Request – Pull out every line below that holds the word "ritorno".

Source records
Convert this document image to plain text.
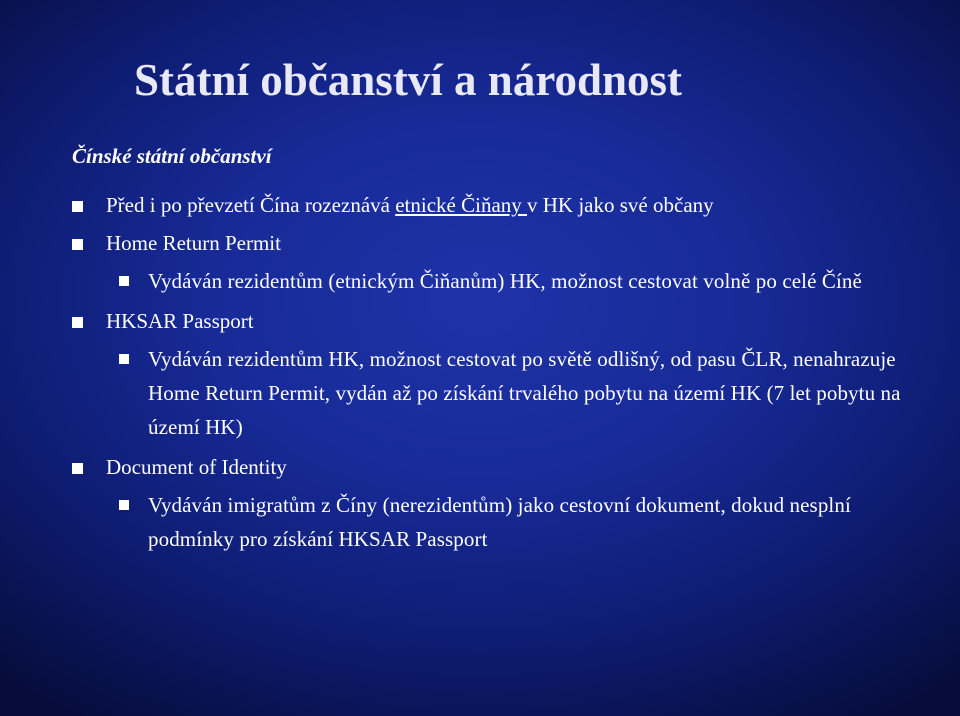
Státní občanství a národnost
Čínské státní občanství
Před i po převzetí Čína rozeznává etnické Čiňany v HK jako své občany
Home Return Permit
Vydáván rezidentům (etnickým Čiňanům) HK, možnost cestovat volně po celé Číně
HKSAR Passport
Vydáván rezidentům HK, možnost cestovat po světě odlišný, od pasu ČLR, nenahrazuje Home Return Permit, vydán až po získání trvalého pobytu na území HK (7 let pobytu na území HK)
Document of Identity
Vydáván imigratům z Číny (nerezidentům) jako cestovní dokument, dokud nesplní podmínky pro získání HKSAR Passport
---
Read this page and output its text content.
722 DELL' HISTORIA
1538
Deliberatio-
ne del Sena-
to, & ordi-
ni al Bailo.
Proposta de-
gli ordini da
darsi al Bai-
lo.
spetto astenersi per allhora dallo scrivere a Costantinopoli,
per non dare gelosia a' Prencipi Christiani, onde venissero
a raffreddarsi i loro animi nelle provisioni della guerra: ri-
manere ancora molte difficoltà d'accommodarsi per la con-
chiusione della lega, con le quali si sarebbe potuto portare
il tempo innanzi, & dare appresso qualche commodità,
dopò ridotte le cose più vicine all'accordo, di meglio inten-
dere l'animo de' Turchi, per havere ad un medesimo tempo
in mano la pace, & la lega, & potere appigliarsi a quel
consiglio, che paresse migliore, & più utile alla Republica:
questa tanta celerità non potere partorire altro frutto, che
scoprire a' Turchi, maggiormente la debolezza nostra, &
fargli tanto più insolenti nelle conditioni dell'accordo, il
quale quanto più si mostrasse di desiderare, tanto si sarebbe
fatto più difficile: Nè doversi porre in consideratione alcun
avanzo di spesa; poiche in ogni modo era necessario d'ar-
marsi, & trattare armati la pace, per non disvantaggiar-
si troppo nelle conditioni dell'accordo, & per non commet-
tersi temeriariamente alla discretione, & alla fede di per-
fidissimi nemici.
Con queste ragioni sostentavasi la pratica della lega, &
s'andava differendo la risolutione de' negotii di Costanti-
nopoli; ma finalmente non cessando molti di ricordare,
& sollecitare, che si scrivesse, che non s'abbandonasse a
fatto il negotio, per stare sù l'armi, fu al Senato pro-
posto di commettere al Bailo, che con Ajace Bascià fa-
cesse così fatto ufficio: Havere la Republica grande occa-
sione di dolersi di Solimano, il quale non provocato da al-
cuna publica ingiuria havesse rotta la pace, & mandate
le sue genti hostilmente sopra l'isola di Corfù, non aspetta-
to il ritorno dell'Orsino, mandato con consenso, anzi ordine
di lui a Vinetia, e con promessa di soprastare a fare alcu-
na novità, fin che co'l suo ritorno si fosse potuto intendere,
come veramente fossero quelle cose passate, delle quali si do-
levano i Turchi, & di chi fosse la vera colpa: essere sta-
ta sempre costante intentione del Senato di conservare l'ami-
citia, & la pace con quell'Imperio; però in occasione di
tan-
---
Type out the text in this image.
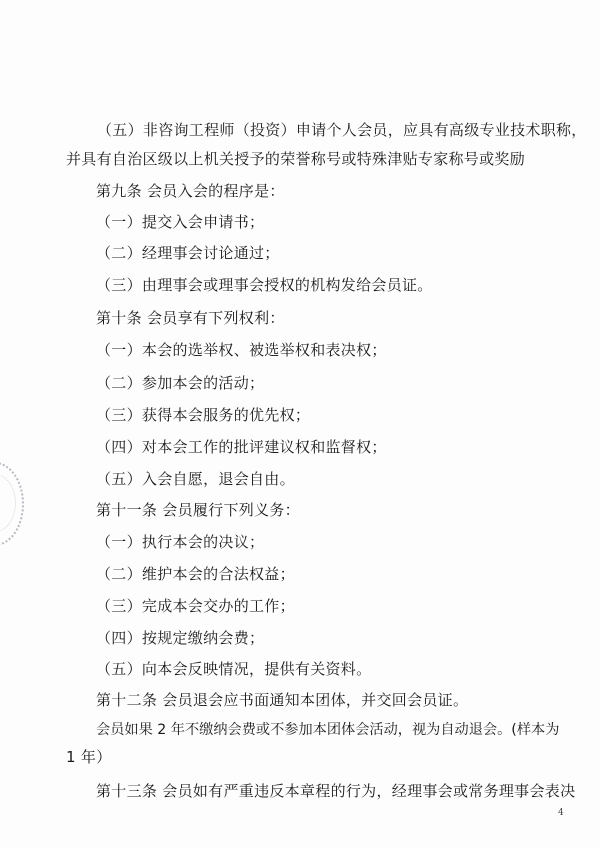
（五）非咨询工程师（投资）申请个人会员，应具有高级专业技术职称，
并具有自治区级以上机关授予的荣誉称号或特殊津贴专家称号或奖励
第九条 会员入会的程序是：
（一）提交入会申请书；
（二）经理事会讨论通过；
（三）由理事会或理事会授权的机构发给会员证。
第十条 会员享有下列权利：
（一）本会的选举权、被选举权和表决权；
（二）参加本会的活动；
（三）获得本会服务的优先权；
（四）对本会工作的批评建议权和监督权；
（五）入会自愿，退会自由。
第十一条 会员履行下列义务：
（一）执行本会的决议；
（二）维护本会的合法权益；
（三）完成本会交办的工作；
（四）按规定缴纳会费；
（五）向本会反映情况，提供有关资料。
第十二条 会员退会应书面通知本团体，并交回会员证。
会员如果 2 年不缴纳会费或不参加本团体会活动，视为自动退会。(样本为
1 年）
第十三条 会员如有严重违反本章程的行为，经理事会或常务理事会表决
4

Output –
to il ritorno dell'Orsino, mandato con consenso, anzi ordine
na novità, fin che co'l suo ritorno si fosse potuto intendere,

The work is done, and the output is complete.